> **Data listing**:
■ ■ ■ ■

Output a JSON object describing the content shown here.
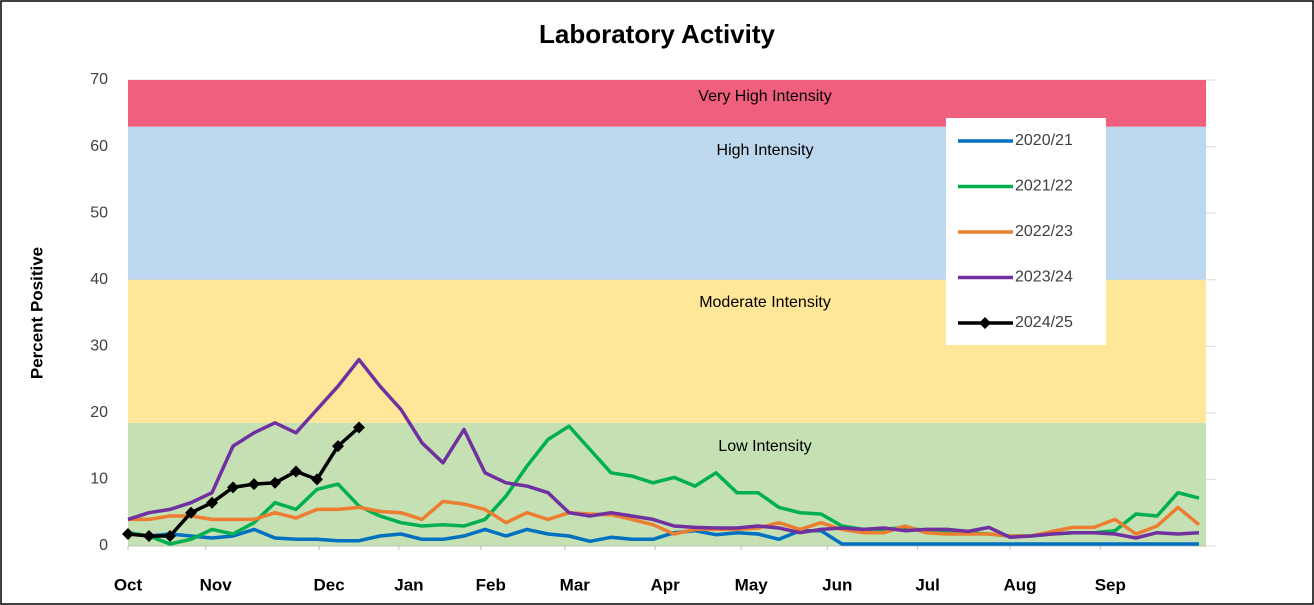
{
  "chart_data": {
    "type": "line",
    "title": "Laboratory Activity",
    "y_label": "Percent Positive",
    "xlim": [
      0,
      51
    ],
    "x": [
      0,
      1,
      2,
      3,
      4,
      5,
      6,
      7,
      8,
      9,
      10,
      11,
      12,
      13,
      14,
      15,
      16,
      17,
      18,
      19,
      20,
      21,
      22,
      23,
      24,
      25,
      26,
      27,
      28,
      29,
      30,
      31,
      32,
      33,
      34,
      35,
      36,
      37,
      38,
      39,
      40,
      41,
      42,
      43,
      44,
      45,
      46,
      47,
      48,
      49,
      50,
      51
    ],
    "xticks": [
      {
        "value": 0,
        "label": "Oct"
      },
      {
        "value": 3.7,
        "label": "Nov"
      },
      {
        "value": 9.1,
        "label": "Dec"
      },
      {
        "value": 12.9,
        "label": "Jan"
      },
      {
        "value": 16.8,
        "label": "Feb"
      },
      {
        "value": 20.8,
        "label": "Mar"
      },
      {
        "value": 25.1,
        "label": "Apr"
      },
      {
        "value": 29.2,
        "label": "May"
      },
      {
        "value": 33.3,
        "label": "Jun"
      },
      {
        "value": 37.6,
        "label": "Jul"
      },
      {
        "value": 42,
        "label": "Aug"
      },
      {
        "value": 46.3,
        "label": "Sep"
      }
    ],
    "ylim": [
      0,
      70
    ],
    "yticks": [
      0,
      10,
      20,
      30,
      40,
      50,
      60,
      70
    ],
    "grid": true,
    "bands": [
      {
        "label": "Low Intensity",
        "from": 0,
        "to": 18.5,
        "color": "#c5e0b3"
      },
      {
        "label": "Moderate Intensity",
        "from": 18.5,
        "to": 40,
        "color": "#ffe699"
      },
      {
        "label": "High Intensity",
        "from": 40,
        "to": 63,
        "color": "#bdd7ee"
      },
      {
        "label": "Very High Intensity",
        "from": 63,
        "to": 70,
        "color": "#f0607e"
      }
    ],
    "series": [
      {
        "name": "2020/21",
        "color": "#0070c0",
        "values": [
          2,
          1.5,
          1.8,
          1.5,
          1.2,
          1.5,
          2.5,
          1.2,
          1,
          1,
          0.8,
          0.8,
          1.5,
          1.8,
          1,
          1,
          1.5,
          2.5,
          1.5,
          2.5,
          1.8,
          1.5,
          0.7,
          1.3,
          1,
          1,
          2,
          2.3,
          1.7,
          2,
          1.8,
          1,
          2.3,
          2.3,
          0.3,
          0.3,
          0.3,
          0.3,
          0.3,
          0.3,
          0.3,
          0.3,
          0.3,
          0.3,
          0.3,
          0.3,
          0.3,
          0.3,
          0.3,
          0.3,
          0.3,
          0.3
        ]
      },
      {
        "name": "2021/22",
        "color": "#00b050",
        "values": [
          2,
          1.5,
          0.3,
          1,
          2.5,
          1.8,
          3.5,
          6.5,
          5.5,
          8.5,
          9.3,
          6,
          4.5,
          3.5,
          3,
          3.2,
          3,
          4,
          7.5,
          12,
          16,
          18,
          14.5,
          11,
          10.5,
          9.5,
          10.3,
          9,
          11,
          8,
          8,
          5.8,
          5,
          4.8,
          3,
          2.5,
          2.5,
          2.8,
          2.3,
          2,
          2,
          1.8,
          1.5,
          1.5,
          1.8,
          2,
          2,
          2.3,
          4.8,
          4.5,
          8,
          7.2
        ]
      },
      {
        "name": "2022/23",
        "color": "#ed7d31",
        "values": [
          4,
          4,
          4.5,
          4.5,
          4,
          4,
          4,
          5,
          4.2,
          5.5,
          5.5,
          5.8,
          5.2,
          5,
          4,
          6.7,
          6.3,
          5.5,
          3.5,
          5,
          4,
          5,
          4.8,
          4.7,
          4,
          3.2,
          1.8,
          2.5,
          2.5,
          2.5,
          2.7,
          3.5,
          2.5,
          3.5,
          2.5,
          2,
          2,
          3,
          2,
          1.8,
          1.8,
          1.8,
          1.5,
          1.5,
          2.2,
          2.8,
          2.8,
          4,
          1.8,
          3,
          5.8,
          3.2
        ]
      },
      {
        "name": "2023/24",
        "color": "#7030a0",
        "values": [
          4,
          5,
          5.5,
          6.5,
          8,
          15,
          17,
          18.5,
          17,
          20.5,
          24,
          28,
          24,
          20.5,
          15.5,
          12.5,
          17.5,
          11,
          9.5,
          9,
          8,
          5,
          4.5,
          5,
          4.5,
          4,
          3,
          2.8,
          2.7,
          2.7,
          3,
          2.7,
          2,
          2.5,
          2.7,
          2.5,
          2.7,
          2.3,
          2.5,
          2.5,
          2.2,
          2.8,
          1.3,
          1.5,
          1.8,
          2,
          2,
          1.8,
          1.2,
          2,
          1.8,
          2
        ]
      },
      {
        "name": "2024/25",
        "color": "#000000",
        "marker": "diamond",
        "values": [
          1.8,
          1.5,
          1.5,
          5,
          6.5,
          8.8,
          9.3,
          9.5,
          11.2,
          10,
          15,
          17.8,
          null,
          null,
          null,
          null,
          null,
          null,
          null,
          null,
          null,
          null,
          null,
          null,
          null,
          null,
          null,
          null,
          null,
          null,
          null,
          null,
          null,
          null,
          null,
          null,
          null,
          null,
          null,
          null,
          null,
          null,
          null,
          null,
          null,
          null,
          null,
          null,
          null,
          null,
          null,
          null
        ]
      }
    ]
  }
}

■ ■ ■ ■

> **Directive**:
Go through the material above and print all of it exactly, except the pictures.

> **Solution for this task**:
Output a JSON object describing the content shown here.
{
  "chart_data": {
    "type": "line",
    "title": "Laboratory Activity",
    "y_label": "Percent Positive",
    "xlim": [
      0,
      51
    ],
    "x": [
      0,
      1,
      2,
      3,
      4,
      5,
      6,
      7,
      8,
      9,
      10,
      11,
      12,
      13,
      14,
      15,
      16,
      17,
      18,
      19,
      20,
      21,
      22,
      23,
      24,
      25,
      26,
      27,
      28,
      29,
      30,
      31,
      32,
      33,
      34,
      35,
      36,
      37,
      38,
      39,
      40,
      41,
      42,
      43,
      44,
      45,
      46,
      47,
      48,
      49,
      50,
      51
    ],
    "xticks": [
      {
        "value": 0,
        "label": "Oct"
      },
      {
        "value": 3.7,
        "label": "Nov"
      },
      {
        "value": 9.1,
        "label": "Dec"
      },
      {
        "value": 12.9,
        "label": "Jan"
      },
      {
        "value": 16.8,
        "label": "Feb"
      },
      {
        "value": 20.8,
        "label": "Mar"
      },
      {
        "value": 25.1,
        "label": "Apr"
      },
      {
        "value": 29.2,
        "label": "May"
      },
      {
        "value": 33.3,
        "label": "Jun"
      },
      {
        "value": 37.6,
        "label": "Jul"
      },
      {
        "value": 42,
        "label": "Aug"
      },
      {
        "value": 46.3,
        "label": "Sep"
      }
    ],
    "ylim": [
      0,
      70
    ],
    "yticks": [
      0,
      10,
      20,
      30,
      40,
      50,
      60,
      70
    ],
    "grid": true,
    "bands": [
      {
        "label": "Low Intensity",
        "from": 0,
        "to": 18.5,
        "color": "#c5e0b3"
      },
      {
        "label": "Moderate Intensity",
        "from": 18.5,
        "to": 40,
        "color": "#ffe699"
      },
      {
        "label": "High Intensity",
        "from": 40,
        "to": 63,
        "color": "#bdd7ee"
      },
      {
        "label": "Very High Intensity",
        "from": 63,
        "to": 70,
        "color": "#f0607e"
      }
    ],
    "series": [
      {
        "name": "2020/21",
        "color": "#0070c0",
        "values": [
          2,
          1.5,
          1.8,
          1.5,
          1.2,
          1.5,
          2.5,
          1.2,
          1,
          1,
          0.8,
          0.8,
          1.5,
          1.8,
          1,
          1,
          1.5,
          2.5,
          1.5,
          2.5,
          1.8,
          1.5,
          0.7,
          1.3,
          1,
          1,
          2,
          2.3,
          1.7,
          2,
          1.8,
          1,
          2.3,
          2.3,
          0.3,
          0.3,
          0.3,
          0.3,
          0.3,
          0.3,
          0.3,
          0.3,
          0.3,
          0.3,
          0.3,
          0.3,
          0.3,
          0.3,
          0.3,
          0.3,
          0.3,
          0.3
        ]
      },
      {
        "name": "2021/22",
        "color": "#00b050",
        "values": [
          2,
          1.5,
          0.3,
          1,
          2.5,
          1.8,
          3.5,
          6.5,
          5.5,
          8.5,
          9.3,
          6,
          4.5,
          3.5,
          3,
          3.2,
          3,
          4,
          7.5,
          12,
          16,
          18,
          14.5,
          11,
          10.5,
          9.5,
          10.3,
          9,
          11,
          8,
          8,
          5.8,
          5,
          4.8,
          3,
          2.5,
          2.5,
          2.8,
          2.3,
          2,
          2,
          1.8,
          1.5,
          1.5,
          1.8,
          2,
          2,
          2.3,
          4.8,
          4.5,
          8,
          7.2
        ]
      },
      {
        "name": "2022/23",
        "color": "#ed7d31",
        "values": [
          4,
          4,
          4.5,
          4.5,
          4,
          4,
          4,
          5,
          4.2,
          5.5,
          5.5,
          5.8,
          5.2,
          5,
          4,
          6.7,
          6.3,
          5.5,
          3.5,
          5,
          4,
          5,
          4.8,
          4.7,
          4,
          3.2,
          1.8,
          2.5,
          2.5,
          2.5,
          2.7,
          3.5,
          2.5,
          3.5,
          2.5,
          2,
          2,
          3,
          2,
          1.8,
          1.8,
          1.8,
          1.5,
          1.5,
          2.2,
          2.8,
          2.8,
          4,
          1.8,
          3,
          5.8,
          3.2
        ]
      },
      {
        "name": "2023/24",
        "color": "#7030a0",
        "values": [
          4,
          5,
          5.5,
          6.5,
          8,
          15,
          17,
          18.5,
          17,
          20.5,
          24,
          28,
          24,
          20.5,
          15.5,
          12.5,
          17.5,
          11,
          9.5,
          9,
          8,
          5,
          4.5,
          5,
          4.5,
          4,
          3,
          2.8,
          2.7,
          2.7,
          3,
          2.7,
          2,
          2.5,
          2.7,
          2.5,
          2.7,
          2.3,
          2.5,
          2.5,
          2.2,
          2.8,
          1.3,
          1.5,
          1.8,
          2,
          2,
          1.8,
          1.2,
          2,
          1.8,
          2
        ]
      },
      {
        "name": "2024/25",
        "color": "#000000",
        "marker": "diamond",
        "values": [
          1.8,
          1.5,
          1.5,
          5,
          6.5,
          8.8,
          9.3,
          9.5,
          11.2,
          10,
          15,
          17.8,
          null,
          null,
          null,
          null,
          null,
          null,
          null,
          null,
          null,
          null,
          null,
          null,
          null,
          null,
          null,
          null,
          null,
          null,
          null,
          null,
          null,
          null,
          null,
          null,
          null,
          null,
          null,
          null,
          null,
          null,
          null,
          null,
          null,
          null,
          null,
          null,
          null,
          null,
          null,
          null
        ]
      }
    ]
  }
}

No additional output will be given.